Stored rows »
----
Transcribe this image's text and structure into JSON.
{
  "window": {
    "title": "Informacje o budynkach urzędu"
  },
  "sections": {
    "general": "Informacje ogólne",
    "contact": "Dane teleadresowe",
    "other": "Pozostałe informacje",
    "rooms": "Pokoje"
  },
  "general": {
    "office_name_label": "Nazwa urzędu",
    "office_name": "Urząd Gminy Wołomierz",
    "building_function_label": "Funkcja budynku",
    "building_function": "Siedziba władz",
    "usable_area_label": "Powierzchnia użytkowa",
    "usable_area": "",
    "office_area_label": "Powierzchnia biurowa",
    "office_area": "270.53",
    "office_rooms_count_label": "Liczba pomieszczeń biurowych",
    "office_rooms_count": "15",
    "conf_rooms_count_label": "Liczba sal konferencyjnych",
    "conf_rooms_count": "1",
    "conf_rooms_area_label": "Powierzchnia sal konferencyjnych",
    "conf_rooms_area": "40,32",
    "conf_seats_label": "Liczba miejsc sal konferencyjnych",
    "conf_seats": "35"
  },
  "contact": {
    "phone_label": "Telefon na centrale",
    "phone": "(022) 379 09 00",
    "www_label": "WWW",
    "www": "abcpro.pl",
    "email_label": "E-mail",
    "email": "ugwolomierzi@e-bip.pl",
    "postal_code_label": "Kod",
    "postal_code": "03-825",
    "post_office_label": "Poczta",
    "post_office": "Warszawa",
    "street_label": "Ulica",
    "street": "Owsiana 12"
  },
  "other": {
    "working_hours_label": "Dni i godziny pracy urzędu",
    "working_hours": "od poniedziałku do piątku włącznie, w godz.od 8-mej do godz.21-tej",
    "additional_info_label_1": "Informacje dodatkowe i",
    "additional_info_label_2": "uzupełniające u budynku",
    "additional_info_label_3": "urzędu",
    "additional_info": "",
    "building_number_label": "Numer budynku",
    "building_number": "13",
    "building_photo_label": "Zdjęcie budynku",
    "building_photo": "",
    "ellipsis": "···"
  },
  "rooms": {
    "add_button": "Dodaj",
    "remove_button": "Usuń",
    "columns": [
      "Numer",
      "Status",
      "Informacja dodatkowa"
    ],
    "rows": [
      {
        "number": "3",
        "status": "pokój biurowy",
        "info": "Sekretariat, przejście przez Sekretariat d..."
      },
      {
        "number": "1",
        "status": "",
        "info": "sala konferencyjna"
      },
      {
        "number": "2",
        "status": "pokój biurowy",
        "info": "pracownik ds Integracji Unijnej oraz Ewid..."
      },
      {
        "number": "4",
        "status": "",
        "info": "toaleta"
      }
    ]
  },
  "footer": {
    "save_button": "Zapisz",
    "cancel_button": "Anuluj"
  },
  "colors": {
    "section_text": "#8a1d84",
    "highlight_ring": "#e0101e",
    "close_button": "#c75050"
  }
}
----
Requirement » Pick out all lines containing the string "contact".

Complete output »
    "contact": "Dane teleadresowe",
  "contact": {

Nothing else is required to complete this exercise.